• WRITTEN EXERCISE:
Give back the full listing, character for character, with no pictures.

• TASK DATA:

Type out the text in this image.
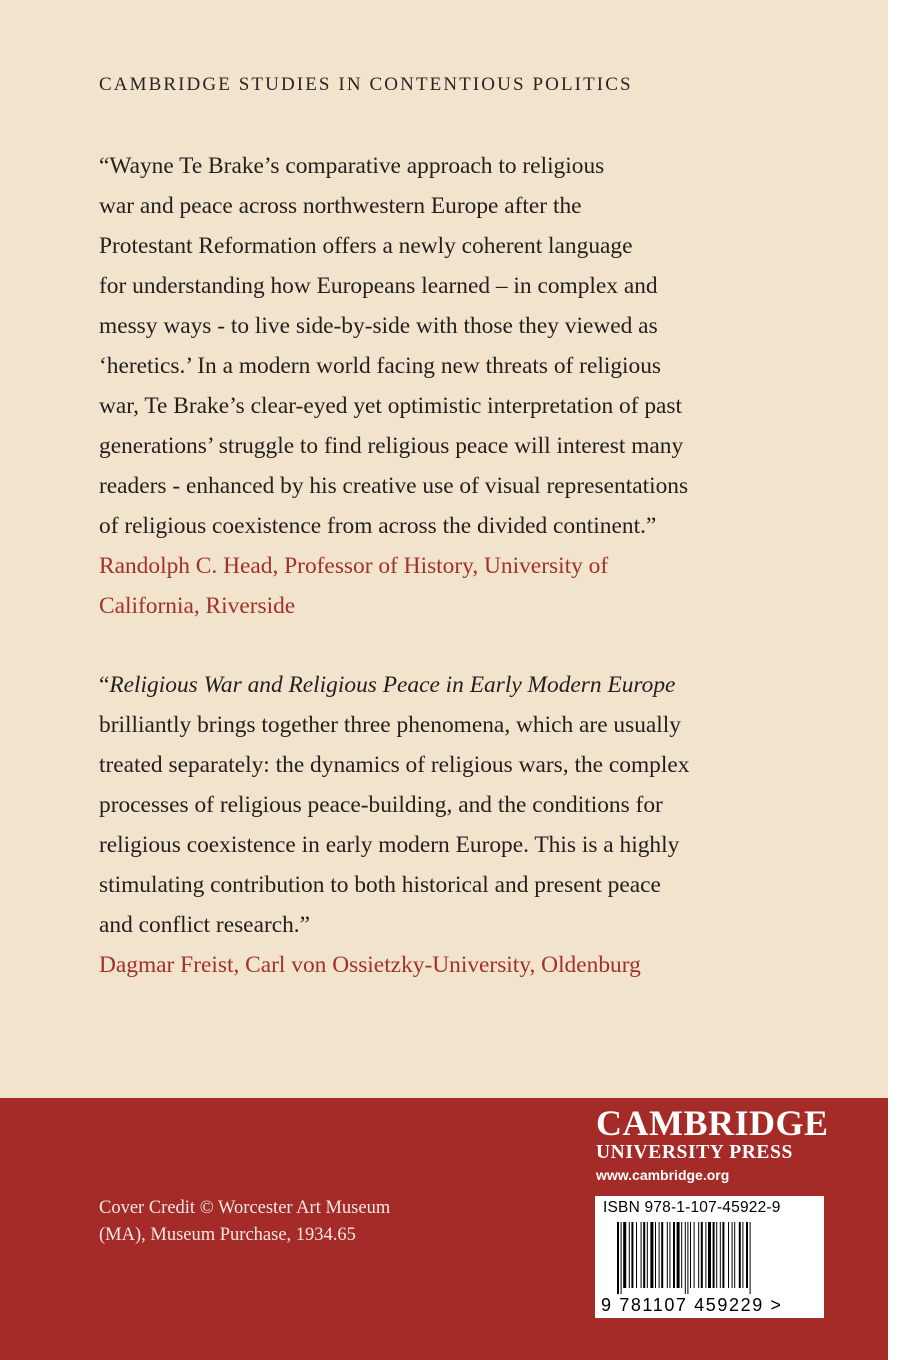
CAMBRIDGE STUDIES IN CONTENTIOUS POLITICS
“Wayne Te Brake’s comparative approach to religious
war and peace across northwestern Europe after the
Protestant Reformation offers a newly coherent language
for understanding how Europeans learned – in complex and
messy ways - to live side-by-side with those they viewed as
‘heretics.’ In a modern world facing new threats of religious
war, Te Brake’s clear-eyed yet optimistic interpretation of past
generations’ struggle to find religious peace will interest many
readers - enhanced by his creative use of visual representations
of religious coexistence from across the divided continent.”
Randolph C. Head, Professor of History, University of
California, Riverside
“Religious War and Religious Peace in Early Modern Europe
brilliantly brings together three phenomena, which are usually
treated separately: the dynamics of religious wars, the complex
processes of religious peace-building, and the conditions for
religious coexistence in early modern Europe. This is a highly
stimulating contribution to both historical and present peace
and conflict research.”
Dagmar Freist, Carl von Ossietzky-University, Oldenburg
Cover Credit © Worcester Art Museum
(MA), Museum Purchase, 1934.65
CAMBRIDGE
UNIVERSITY PRESS
www.cambridge.org
ISBN 978-1-107-45922-9
9 781107 459229 >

• SOLUTION TO THE PROBLEM:
Type out the text in this image.
CAMBRIDGE STUDIES IN CONTENTIOUS POLITICS
“Wayne Te Brake’s comparative approach to religious
war and peace across northwestern Europe after the
Protestant Reformation offers a newly coherent language
for understanding how Europeans learned – in complex and
messy ways - to live side-by-side with those they viewed as
‘heretics.’ In a modern world facing new threats of religious
war, Te Brake’s clear-eyed yet optimistic interpretation of past
generations’ struggle to find religious peace will interest many
readers - enhanced by his creative use of visual representations
of religious coexistence from across the divided continent.”
Randolph C. Head, Professor of History, University of
California, Riverside
“Religious War and Religious Peace in Early Modern Europe
brilliantly brings together three phenomena, which are usually
treated separately: the dynamics of religious wars, the complex
processes of religious peace-building, and the conditions for
religious coexistence in early modern Europe. This is a highly
stimulating contribution to both historical and present peace
and conflict research.”
Dagmar Freist, Carl von Ossietzky-University, Oldenburg
Cover Credit © Worcester Art Museum
(MA), Museum Purchase, 1934.65
CAMBRIDGE
UNIVERSITY PRESS
www.cambridge.org
ISBN 978-1-107-45922-9
9 781107 459229 >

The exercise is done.